=== Paginafragment ===
● ● ● ● ●
Op grond van het vijfde lid van artikel 18 van de PW verlaagt het college, in het geval van het niet nakomen van een verplichting bedoeld in het vierde lid, de bijstand met 100% voor een bij de verordening als bedoeld in artikel 8, eerste lid, aanhef en onder a, van de PW vastgestelde periode van ten minste een maand en ten hoogste drie maanden.
4.1.3.
Aan het vijfde lid van artikel 18 van de PW is toepassing gegeven bij de Afstemmingsverordening 2016 Gemeente Heerlen (Afstemmingsverordening). Op grond
van artikel 7, eerste lid, onder a, van de Afstemmingsverordening wordt bij een eerste verwijtbare niet nakoming van artikel 18, vierde lid, van de PW een maatregel opgelegd
voor de duur van één maand.
4.1.4.
Op grond van artikel 18, tiende lid, van de PW stemt het college een op te leggen maatregel of een opgelegde maatregel af op de omstandigheden van de belanghebbende en diens mogelijkheden om middelen te verwerven, indien naar zijn oordeel, gelet op bijzondere omstandigheden, dringende redenen daartoe noodzaken.
4.2.
Tussen partijen is niet in geschil dat appellant tijdens het gesprek op 26 februari 2016 heeft geweigerd mee te werken aan het invullen van de zelfredzaamheidsmatrix teneinde tot een ander passend re-integratietraject te kunnen komen en dat hij vervolgens het gesprek heeft beëindigd. Ter zitting heeft de vertegenwoordiger van het college toegelicht dat het onderzoek met betrekking tot de arbeidsinschakeling een aanvang neemt met het invullen van een zelfredzaamheidsmatrix. Bij de zelfredzaamheidsmatrix wordt onder meer gekeken naar de thuissituatie en worden de behoeften van de betrokkene en de problemen die hij ervaart in kaart gebracht. Deze matrix omvat veel meer dan enkel het onderzoek naar de psyche van de betrokkene, zoals het rapport van PsyQ. De ingevulde matrix is het startpunt om te bezien welk traject zou kunnen worden ingezet.
4.3.
Gelet op 4.2 heeft de rechtbank terecht overwogen dat appellant, anders dan hij heeft aangevoerd, de verplichting om mee te werken aan een onderzoek naar zijn mogelijkheden tot arbeidsinschakeling, niet is nagekomen. Op grond van de hiervoor onder 4.1.1 tot en met 4.1.3 vermelde bepalingen leidt deze gedraging in beginsel tot een verlaging van de bijstand van 100% gedurende één maand.
● ● ● ● ●
=== Vermelde regels ===
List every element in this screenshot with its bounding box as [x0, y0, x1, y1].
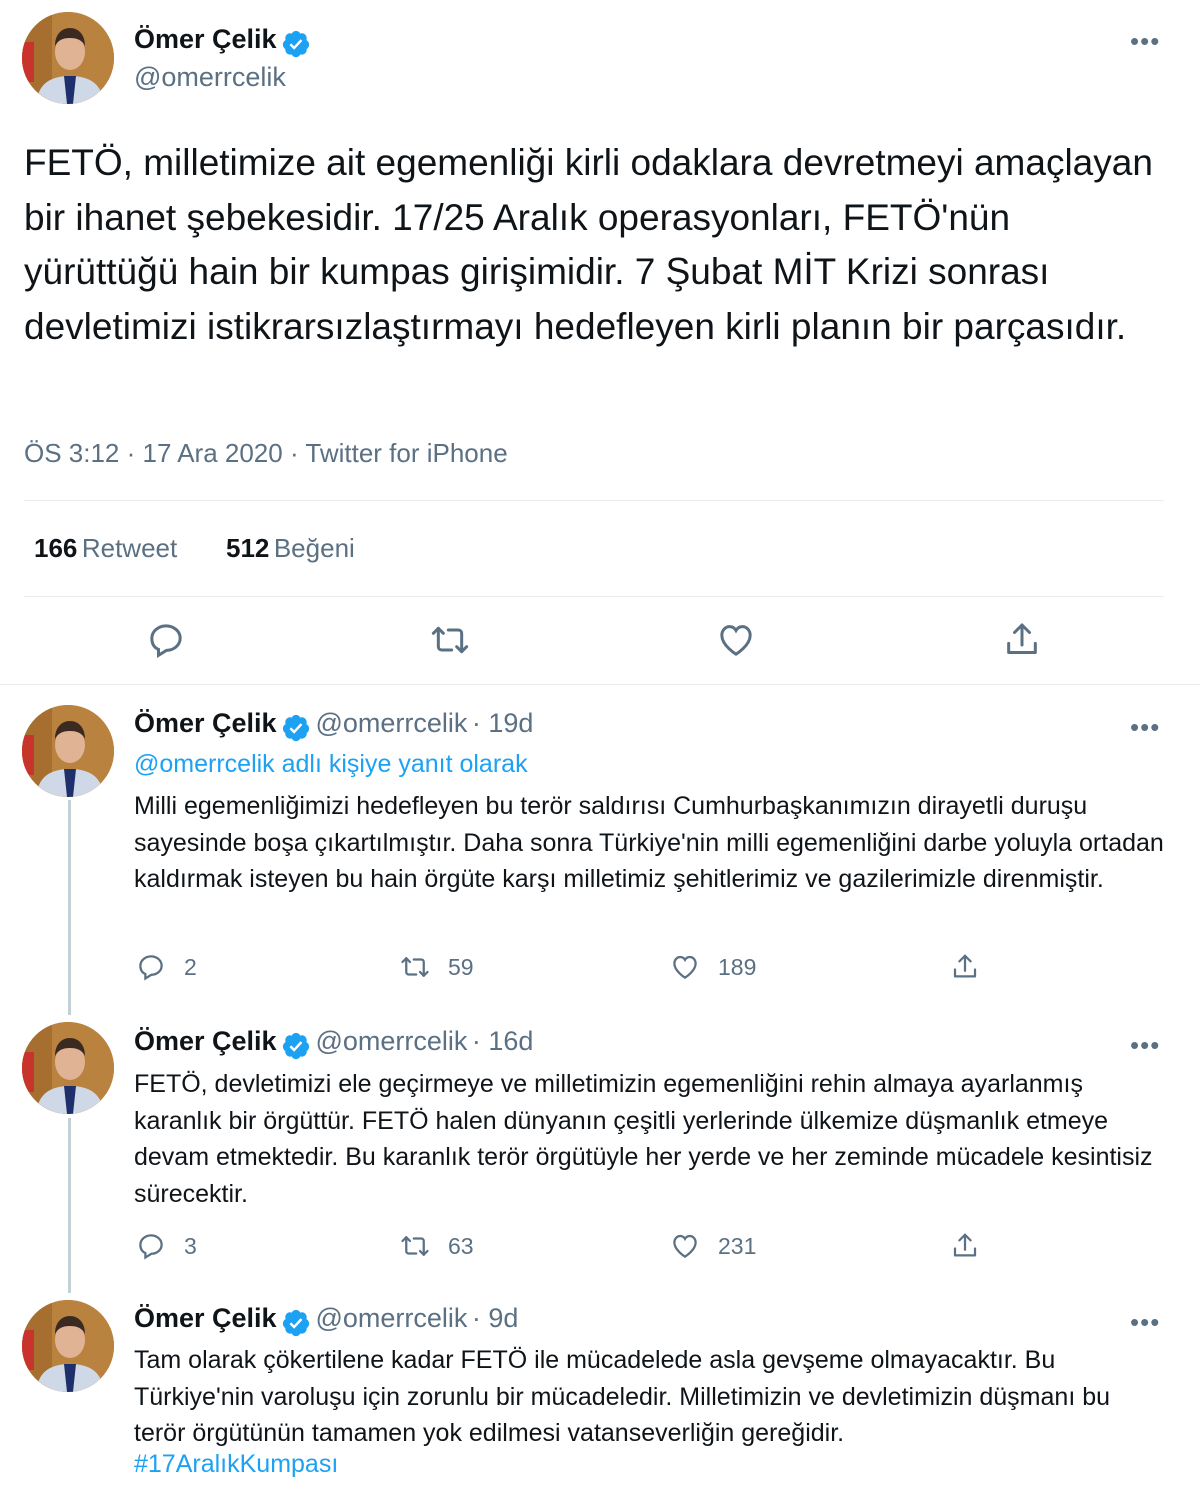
● ● ● ● ●
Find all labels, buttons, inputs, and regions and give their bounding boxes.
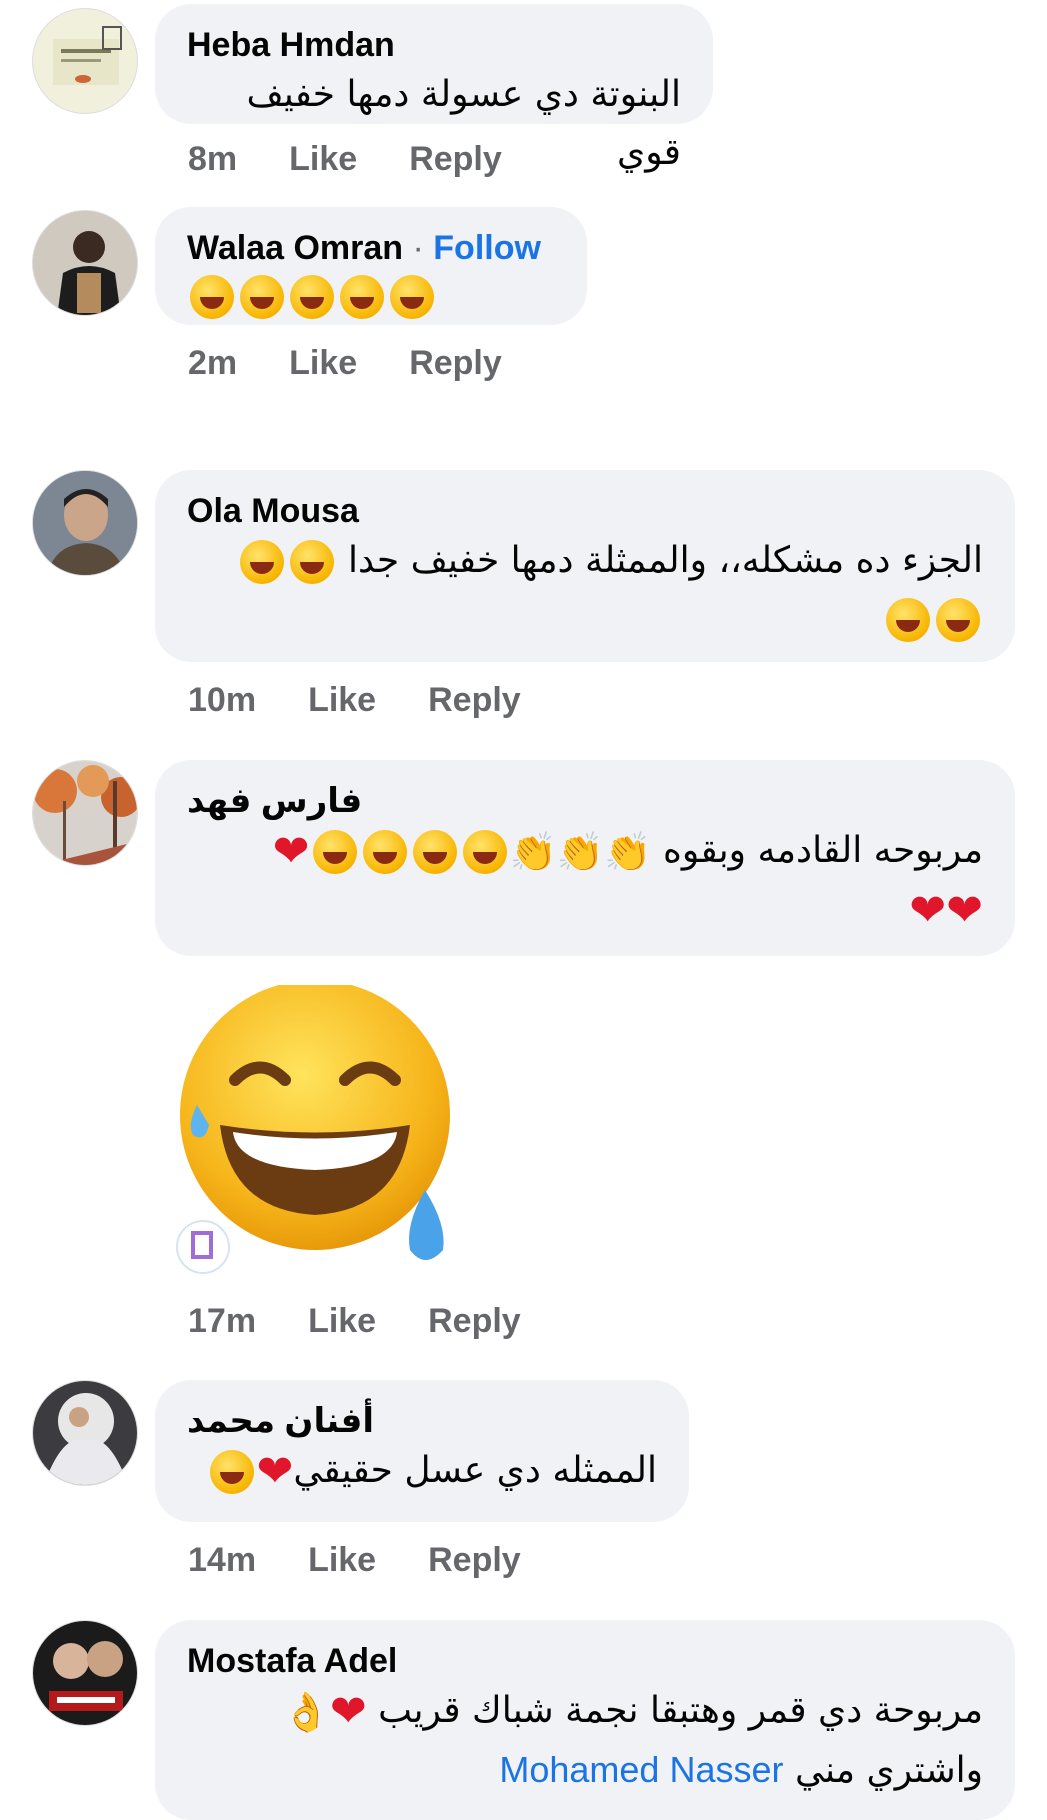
● ● ● ● ●
=== Opgave A ===
Hoe lang duurt volgens het fragment over de bijstandsverlaging de maatregel bij een eerste verwijtbare niet nakoming van artikel 18, vierde lid, van de PW?
=== Opgave B ===
Zet het fragment over de bijstandsverlaging voort vanaf de laatste zin.
De regels zijn afkomstig uit een andere bron.

=== Antwoord A ===
Eén maand.

=== Antwoord B ===
4.4.
Ten aanzien van de vraag of zich gelet op bijzondere omstandigheden dringende redenen voordeden om de maatregel nader af te stemmen, is het volgende van belang.
4.5.
Zoals de Raad heeft overwogen in zijn uitspraak van 12 september 2017,
ECLI:NL:CRVB:2017:3672, volgt uit de wetsgeschiedenis van artikel 18, tiende lid,
van de PW dat de invulling van het begrip dringende reden gelet op bijzondere omstandigheden niet beperkt is tot de onaanvaardbaarheid van de gevolgen die een maatregel heeft voor de betrokkene gelet op diens persoonlijke omstandigheden. Deze invulling is ruimer en omvat mede een beoordeling van de omstandigheden, de mogelijkheden en middelen van betrokkene of het gezin. Dit betekent dat het begrip dringende redenen gelet op bijzondere omstandigheden in dit artikellid ruimer moet worden opgevat dan het begrip dringende redenen zoals tot uitdrukking komt in de vaste rechtspraak over toepassing van bijvoorbeeld artikel 18a, zevende lid, en artikel 58, achtste lid, van de PW. Daarbij heeft het college, anders dan bij toepassing van de zojuist genoemde bepalingen, beoordelingsvrijheid ten aanzien van de vraag of van dringende redenen gelet op bijzondere omstandigheden sprake is.
4.6.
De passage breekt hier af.